| SHORT PROBLEM |
Set down the records once more, please, exactly and with the pictures left out.
-- -- --
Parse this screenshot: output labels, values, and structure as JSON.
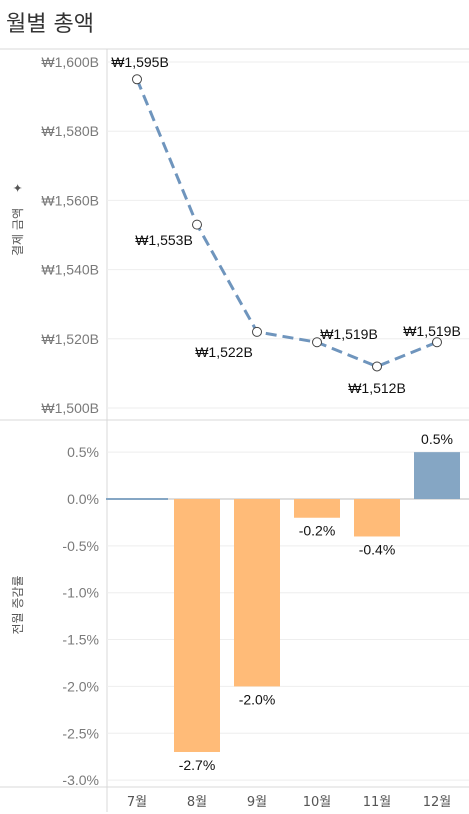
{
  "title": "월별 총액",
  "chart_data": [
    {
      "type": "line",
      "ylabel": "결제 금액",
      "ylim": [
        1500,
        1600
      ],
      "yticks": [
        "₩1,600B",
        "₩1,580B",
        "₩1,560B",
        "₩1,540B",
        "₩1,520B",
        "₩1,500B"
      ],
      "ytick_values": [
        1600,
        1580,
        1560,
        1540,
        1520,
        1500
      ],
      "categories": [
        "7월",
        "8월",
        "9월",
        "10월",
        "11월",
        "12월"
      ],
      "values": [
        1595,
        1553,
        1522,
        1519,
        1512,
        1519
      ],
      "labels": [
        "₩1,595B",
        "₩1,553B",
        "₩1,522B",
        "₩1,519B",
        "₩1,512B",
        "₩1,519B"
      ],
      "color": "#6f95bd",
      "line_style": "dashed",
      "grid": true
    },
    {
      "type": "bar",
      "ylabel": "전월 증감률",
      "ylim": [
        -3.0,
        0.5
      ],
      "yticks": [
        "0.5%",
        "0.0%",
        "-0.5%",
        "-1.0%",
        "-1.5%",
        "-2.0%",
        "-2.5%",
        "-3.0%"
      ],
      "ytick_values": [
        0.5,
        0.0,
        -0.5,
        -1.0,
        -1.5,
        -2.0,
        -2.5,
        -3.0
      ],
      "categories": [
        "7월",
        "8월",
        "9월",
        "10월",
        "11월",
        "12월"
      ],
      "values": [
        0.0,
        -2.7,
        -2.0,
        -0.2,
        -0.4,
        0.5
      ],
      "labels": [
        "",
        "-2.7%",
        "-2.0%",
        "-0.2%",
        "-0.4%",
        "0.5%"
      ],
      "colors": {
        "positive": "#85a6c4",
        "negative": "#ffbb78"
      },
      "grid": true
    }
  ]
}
-- -- --
| RESPONSE BELOW |
Parse this screenshot: output labels, values, and structure as JSON.
{
  "title": "월별 총액",
  "chart_data": [
    {
      "type": "line",
      "ylabel": "결제 금액",
      "ylim": [
        1500,
        1600
      ],
      "yticks": [
        "₩1,600B",
        "₩1,580B",
        "₩1,560B",
        "₩1,540B",
        "₩1,520B",
        "₩1,500B"
      ],
      "ytick_values": [
        1600,
        1580,
        1560,
        1540,
        1520,
        1500
      ],
      "categories": [
        "7월",
        "8월",
        "9월",
        "10월",
        "11월",
        "12월"
      ],
      "values": [
        1595,
        1553,
        1522,
        1519,
        1512,
        1519
      ],
      "labels": [
        "₩1,595B",
        "₩1,553B",
        "₩1,522B",
        "₩1,519B",
        "₩1,512B",
        "₩1,519B"
      ],
      "color": "#6f95bd",
      "line_style": "dashed",
      "grid": true
    },
    {
      "type": "bar",
      "ylabel": "전월 증감률",
      "ylim": [
        -3.0,
        0.5
      ],
      "yticks": [
        "0.5%",
        "0.0%",
        "-0.5%",
        "-1.0%",
        "-1.5%",
        "-2.0%",
        "-2.5%",
        "-3.0%"
      ],
      "ytick_values": [
        0.5,
        0.0,
        -0.5,
        -1.0,
        -1.5,
        -2.0,
        -2.5,
        -3.0
      ],
      "categories": [
        "7월",
        "8월",
        "9월",
        "10월",
        "11월",
        "12월"
      ],
      "values": [
        0.0,
        -2.7,
        -2.0,
        -0.2,
        -0.4,
        0.5
      ],
      "labels": [
        "",
        "-2.7%",
        "-2.0%",
        "-0.2%",
        "-0.4%",
        "0.5%"
      ],
      "colors": {
        "positive": "#85a6c4",
        "negative": "#ffbb78"
      },
      "grid": true
    }
  ]
}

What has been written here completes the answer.